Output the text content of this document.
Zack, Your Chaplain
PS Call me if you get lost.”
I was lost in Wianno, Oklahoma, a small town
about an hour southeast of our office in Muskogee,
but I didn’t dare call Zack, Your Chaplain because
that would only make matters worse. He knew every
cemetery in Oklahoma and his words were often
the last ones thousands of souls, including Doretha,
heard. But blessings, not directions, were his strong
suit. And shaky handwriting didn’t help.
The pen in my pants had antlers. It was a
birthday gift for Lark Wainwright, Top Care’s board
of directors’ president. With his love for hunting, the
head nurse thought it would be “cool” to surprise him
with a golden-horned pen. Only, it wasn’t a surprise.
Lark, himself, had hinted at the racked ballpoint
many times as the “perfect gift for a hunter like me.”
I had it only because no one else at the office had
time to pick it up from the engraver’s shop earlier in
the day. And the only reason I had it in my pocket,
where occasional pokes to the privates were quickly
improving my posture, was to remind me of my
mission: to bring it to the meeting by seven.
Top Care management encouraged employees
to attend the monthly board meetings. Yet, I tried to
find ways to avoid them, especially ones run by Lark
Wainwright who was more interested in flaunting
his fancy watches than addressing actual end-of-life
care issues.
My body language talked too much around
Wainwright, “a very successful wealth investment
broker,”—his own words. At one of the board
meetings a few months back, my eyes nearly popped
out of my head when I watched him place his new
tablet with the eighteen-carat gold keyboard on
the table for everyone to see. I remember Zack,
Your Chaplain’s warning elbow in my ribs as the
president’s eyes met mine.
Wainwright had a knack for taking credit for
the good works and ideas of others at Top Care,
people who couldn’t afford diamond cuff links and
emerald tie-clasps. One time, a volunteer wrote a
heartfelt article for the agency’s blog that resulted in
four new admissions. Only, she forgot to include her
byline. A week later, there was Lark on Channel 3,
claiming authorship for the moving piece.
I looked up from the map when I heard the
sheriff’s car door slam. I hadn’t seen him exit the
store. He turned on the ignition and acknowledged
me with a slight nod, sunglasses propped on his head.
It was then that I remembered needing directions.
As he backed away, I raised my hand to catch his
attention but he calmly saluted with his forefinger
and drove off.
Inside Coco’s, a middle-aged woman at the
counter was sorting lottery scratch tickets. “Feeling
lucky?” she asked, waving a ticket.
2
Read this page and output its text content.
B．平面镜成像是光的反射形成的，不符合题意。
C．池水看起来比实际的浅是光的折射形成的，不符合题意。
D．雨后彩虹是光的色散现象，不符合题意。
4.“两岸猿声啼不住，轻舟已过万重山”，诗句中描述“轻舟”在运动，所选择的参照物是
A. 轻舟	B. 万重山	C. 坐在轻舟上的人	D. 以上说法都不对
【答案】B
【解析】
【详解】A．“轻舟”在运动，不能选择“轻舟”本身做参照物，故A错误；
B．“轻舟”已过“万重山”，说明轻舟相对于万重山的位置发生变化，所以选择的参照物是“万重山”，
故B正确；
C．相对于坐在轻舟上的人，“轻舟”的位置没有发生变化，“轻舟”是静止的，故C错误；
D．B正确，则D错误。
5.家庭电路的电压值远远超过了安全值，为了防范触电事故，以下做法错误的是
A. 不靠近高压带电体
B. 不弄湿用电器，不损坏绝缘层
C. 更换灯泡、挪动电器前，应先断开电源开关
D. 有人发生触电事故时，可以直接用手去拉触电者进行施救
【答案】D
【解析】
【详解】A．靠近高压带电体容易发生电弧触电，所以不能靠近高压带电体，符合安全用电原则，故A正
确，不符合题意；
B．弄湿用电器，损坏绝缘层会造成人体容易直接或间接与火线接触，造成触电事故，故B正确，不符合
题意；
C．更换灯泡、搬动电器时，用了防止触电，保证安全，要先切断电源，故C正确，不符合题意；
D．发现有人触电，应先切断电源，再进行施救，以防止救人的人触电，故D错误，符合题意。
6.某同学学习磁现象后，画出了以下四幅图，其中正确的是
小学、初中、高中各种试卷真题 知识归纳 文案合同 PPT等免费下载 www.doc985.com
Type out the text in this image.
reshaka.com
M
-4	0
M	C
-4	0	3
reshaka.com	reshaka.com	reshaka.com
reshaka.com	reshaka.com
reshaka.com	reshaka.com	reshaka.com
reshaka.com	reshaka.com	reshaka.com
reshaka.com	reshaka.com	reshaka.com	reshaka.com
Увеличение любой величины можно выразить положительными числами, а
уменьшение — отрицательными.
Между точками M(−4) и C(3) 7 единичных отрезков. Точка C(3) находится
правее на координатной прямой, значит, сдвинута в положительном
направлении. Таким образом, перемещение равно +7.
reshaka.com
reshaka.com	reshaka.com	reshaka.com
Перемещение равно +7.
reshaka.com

_ _ _ _

> **What this task involves**:
Repeat, word for word, every line from the line that contains "Read this page and output its text content." to the end of the entries; include both of those lines and no others.

> **Task response**:
Read this page and output its text content.
B．平面镜成像是光的反射形成的，不符合题意。
C．池水看起来比实际的浅是光的折射形成的，不符合题意。
D．雨后彩虹是光的色散现象，不符合题意。
4.“两岸猿声啼不住，轻舟已过万重山”，诗句中描述“轻舟”在运动，所选择的参照物是
A. 轻舟	B. 万重山	C. 坐在轻舟上的人	D. 以上说法都不对
【答案】B
【解析】
【详解】A．“轻舟”在运动，不能选择“轻舟”本身做参照物，故A错误；
B．“轻舟”已过“万重山”，说明轻舟相对于万重山的位置发生变化，所以选择的参照物是“万重山”，
故B正确；
C．相对于坐在轻舟上的人，“轻舟”的位置没有发生变化，“轻舟”是静止的，故C错误；
D．B正确，则D错误。
5.家庭电路的电压值远远超过了安全值，为了防范触电事故，以下做法错误的是
A. 不靠近高压带电体
B. 不弄湿用电器，不损坏绝缘层
C. 更换灯泡、挪动电器前，应先断开电源开关
D. 有人发生触电事故时，可以直接用手去拉触电者进行施救
【答案】D
【解析】
【详解】A．靠近高压带电体容易发生电弧触电，所以不能靠近高压带电体，符合安全用电原则，故A正
确，不符合题意；
B．弄湿用电器，损坏绝缘层会造成人体容易直接或间接与火线接触，造成触电事故，故B正确，不符合
题意；
C．更换灯泡、搬动电器时，用了防止触电，保证安全，要先切断电源，故C正确，不符合题意；
D．发现有人触电，应先切断电源，再进行施救，以防止救人的人触电，故D错误，符合题意。
6.某同学学习磁现象后，画出了以下四幅图，其中正确的是
小学、初中、高中各种试卷真题 知识归纳 文案合同 PPT等免费下载 www.doc985.com
Type out the text in this image.
reshaka.com
M
-4	0
M	C
-4	0	3
reshaka.com	reshaka.com	reshaka.com
reshaka.com	reshaka.com
reshaka.com	reshaka.com	reshaka.com
reshaka.com	reshaka.com	reshaka.com
reshaka.com	reshaka.com	reshaka.com	reshaka.com
Увеличение любой величины можно выразить положительными числами, а
уменьшение — отрицательными.
Между точками M(−4) и C(3) 7 единичных отрезков. Точка C(3) находится
правее на координатной прямой, значит, сдвинута в положительном
направлении. Таким образом, перемещение равно +7.
reshaka.com
reshaka.com	reshaka.com	reshaka.com
Перемещение равно +7.
reshaka.com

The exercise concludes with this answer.